AIM OF THE TASK >> Look for "الله" in each line of the entries, and return the matching lines.

DATASET EXCERPTS >>
—————

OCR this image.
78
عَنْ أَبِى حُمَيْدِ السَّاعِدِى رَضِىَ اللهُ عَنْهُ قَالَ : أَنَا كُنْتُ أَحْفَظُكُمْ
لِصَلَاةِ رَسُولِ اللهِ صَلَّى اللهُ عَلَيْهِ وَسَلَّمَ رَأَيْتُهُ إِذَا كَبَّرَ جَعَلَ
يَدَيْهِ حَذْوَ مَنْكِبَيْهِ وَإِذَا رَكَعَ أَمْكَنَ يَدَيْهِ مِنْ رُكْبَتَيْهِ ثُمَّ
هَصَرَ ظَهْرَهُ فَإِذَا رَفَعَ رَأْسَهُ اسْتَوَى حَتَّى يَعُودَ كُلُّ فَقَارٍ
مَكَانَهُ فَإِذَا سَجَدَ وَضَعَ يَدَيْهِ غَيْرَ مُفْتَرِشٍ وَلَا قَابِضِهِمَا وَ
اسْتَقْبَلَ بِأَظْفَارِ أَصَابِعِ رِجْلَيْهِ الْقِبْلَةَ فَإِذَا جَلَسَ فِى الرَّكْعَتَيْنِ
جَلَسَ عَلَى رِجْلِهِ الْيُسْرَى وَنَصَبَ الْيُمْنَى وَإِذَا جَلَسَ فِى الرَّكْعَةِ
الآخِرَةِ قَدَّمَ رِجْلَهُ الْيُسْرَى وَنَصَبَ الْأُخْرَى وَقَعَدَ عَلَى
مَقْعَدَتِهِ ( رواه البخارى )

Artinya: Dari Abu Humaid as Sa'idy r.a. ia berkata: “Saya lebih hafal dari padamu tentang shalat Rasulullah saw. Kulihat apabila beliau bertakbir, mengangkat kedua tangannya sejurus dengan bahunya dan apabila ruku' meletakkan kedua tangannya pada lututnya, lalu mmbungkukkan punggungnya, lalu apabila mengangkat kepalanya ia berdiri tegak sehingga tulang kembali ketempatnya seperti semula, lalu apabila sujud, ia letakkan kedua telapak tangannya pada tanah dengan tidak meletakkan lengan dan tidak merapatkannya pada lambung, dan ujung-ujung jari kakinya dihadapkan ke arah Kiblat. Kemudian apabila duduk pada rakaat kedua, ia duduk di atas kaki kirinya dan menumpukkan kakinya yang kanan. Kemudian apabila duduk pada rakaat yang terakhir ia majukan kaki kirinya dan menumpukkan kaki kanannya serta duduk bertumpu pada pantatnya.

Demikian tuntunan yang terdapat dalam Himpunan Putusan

—————

THE REPLY >>
عَنْ أَبِى حُمَيْدِ السَّاعِدِى رَضِىَ اللهُ عَنْهُ قَالَ : أَنَا كُنْتُ أَحْفَظُكُمْ
لِصَلَاةِ رَسُولِ اللهِ صَلَّى اللهُ عَلَيْهِ وَسَلَّمَ رَأَيْتُهُ إِذَا كَبَّرَ جَعَلَ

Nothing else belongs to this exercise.